── Dataset excerpts
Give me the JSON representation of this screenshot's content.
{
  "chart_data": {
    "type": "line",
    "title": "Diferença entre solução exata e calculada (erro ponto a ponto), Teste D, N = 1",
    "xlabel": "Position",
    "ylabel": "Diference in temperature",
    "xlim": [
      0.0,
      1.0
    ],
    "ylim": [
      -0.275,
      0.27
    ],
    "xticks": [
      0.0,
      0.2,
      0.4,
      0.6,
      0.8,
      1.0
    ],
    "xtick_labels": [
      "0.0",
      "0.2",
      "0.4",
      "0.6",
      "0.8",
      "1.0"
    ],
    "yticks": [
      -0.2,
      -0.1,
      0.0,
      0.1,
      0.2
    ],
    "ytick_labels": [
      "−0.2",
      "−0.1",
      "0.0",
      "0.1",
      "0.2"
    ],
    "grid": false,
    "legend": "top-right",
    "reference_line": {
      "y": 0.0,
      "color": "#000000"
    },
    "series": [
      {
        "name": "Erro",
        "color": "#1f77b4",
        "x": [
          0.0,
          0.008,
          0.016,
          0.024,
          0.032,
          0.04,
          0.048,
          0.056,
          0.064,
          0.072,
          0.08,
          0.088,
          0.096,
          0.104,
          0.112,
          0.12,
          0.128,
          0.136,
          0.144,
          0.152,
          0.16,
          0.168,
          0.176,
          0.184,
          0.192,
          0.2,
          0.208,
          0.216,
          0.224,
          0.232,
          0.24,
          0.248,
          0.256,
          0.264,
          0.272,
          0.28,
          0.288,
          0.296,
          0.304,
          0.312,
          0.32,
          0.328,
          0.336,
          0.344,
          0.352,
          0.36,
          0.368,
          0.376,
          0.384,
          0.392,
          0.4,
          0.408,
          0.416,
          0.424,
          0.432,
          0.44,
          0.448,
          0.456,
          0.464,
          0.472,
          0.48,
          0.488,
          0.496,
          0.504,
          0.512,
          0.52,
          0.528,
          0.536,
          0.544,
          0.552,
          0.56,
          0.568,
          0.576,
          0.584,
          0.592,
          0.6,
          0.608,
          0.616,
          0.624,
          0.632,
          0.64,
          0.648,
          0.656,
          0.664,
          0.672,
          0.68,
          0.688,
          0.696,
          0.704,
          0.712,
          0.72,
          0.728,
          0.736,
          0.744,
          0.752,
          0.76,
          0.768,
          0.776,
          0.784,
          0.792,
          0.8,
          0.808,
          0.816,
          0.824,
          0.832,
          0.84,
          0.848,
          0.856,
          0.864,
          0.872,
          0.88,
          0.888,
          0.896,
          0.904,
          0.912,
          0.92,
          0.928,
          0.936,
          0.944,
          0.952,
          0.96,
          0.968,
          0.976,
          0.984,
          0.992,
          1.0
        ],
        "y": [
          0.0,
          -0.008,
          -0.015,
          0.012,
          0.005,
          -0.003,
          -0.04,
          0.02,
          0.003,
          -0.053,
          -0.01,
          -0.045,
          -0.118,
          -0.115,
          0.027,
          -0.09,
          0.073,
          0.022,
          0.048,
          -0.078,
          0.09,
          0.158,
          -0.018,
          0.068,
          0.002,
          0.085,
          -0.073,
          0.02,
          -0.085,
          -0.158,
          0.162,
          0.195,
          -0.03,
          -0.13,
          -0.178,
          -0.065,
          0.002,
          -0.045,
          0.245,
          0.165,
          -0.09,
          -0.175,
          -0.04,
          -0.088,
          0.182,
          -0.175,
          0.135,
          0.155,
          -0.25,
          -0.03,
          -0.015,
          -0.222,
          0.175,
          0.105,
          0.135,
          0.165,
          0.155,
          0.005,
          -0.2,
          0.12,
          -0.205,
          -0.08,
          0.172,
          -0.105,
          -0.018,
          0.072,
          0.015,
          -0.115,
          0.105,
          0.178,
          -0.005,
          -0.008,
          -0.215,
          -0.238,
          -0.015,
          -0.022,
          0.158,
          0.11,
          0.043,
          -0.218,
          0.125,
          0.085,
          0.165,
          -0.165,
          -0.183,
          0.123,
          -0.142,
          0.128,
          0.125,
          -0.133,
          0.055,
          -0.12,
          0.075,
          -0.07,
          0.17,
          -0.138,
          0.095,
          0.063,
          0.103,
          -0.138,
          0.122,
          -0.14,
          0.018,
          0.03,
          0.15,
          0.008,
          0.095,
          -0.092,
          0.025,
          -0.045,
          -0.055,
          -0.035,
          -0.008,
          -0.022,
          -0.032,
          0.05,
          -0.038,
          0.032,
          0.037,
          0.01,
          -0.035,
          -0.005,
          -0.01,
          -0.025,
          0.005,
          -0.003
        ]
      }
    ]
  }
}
────
— Task goal —
Using the exact wording, write out all of the records.

— Result of the exercise —
Give me the JSON representation of this screenshot's content.
{
  "chart_data": {
    "type": "line",
    "title": "Diferença entre solução exata e calculada (erro ponto a ponto), Teste D, N = 1",
    "xlabel": "Position",
    "ylabel": "Diference in temperature",
    "xlim": [
      0.0,
      1.0
    ],
    "ylim": [
      -0.275,
      0.27
    ],
    "xticks": [
      0.0,
      0.2,
      0.4,
      0.6,
      0.8,
      1.0
    ],
    "xtick_labels": [
      "0.0",
      "0.2",
      "0.4",
      "0.6",
      "0.8",
      "1.0"
    ],
    "yticks": [
      -0.2,
      -0.1,
      0.0,
      0.1,
      0.2
    ],
    "ytick_labels": [
      "−0.2",
      "−0.1",
      "0.0",
      "0.1",
      "0.2"
    ],
    "grid": false,
    "legend": "top-right",
    "reference_line": {
      "y": 0.0,
      "color": "#000000"
    },
    "series": [
      {
        "name": "Erro",
        "color": "#1f77b4",
        "x": [
          0.0,
          0.008,
          0.016,
          0.024,
          0.032,
          0.04,
          0.048,
          0.056,
          0.064,
          0.072,
          0.08,
          0.088,
          0.096,
          0.104,
          0.112,
          0.12,
          0.128,
          0.136,
          0.144,
          0.152,
          0.16,
          0.168,
          0.176,
          0.184,
          0.192,
          0.2,
          0.208,
          0.216,
          0.224,
          0.232,
          0.24,
          0.248,
          0.256,
          0.264,
          0.272,
          0.28,
          0.288,
          0.296,
          0.304,
          0.312,
          0.32,
          0.328,
          0.336,
          0.344,
          0.352,
          0.36,
          0.368,
          0.376,
          0.384,
          0.392,
          0.4,
          0.408,
          0.416,
          0.424,
          0.432,
          0.44,
          0.448,
          0.456,
          0.464,
          0.472,
          0.48,
          0.488,
          0.496,
          0.504,
          0.512,
          0.52,
          0.528,
          0.536,
          0.544,
          0.552,
          0.56,
          0.568,
          0.576,
          0.584,
          0.592,
          0.6,
          0.608,
          0.616,
          0.624,
          0.632,
          0.64,
          0.648,
          0.656,
          0.664,
          0.672,
          0.68,
          0.688,
          0.696,
          0.704,
          0.712,
          0.72,
          0.728,
          0.736,
          0.744,
          0.752,
          0.76,
          0.768,
          0.776,
          0.784,
          0.792,
          0.8,
          0.808,
          0.816,
          0.824,
          0.832,
          0.84,
          0.848,
          0.856,
          0.864,
          0.872,
          0.88,
          0.888,
          0.896,
          0.904,
          0.912,
          0.92,
          0.928,
          0.936,
          0.944,
          0.952,
          0.96,
          0.968,
          0.976,
          0.984,
          0.992,
          1.0
        ],
        "y": [
          0.0,
          -0.008,
          -0.015,
          0.012,
          0.005,
          -0.003,
          -0.04,
          0.02,
          0.003,
          -0.053,
          -0.01,
          -0.045,
          -0.118,
          -0.115,
          0.027,
          -0.09,
          0.073,
          0.022,
          0.048,
          -0.078,
          0.09,
          0.158,
          -0.018,
          0.068,
          0.002,
          0.085,
          -0.073,
          0.02,
          -0.085,
          -0.158,
          0.162,
          0.195,
          -0.03,
          -0.13,
          -0.178,
          -0.065,
          0.002,
          -0.045,
          0.245,
          0.165,
          -0.09,
          -0.175,
          -0.04,
          -0.088,
          0.182,
          -0.175,
          0.135,
          0.155,
          -0.25,
          -0.03,
          -0.015,
          -0.222,
          0.175,
          0.105,
          0.135,
          0.165,
          0.155,
          0.005,
          -0.2,
          0.12,
          -0.205,
          -0.08,
          0.172,
          -0.105,
          -0.018,
          0.072,
          0.015,
          -0.115,
          0.105,
          0.178,
          -0.005,
          -0.008,
          -0.215,
          -0.238,
          -0.015,
          -0.022,
          0.158,
          0.11,
          0.043,
          -0.218,
          0.125,
          0.085,
          0.165,
          -0.165,
          -0.183,
          0.123,
          -0.142,
          0.128,
          0.125,
          -0.133,
          0.055,
          -0.12,
          0.075,
          -0.07,
          0.17,
          -0.138,
          0.095,
          0.063,
          0.103,
          -0.138,
          0.122,
          -0.14,
          0.018,
          0.03,
          0.15,
          0.008,
          0.095,
          -0.092,
          0.025,
          -0.045,
          -0.055,
          -0.035,
          -0.008,
          -0.022,
          -0.032,
          0.05,
          -0.038,
          0.032,
          0.037,
          0.01,
          -0.035,
          -0.005,
          -0.01,
          -0.025,
          0.005,
          -0.003
        ]
      }
    ]
  }
}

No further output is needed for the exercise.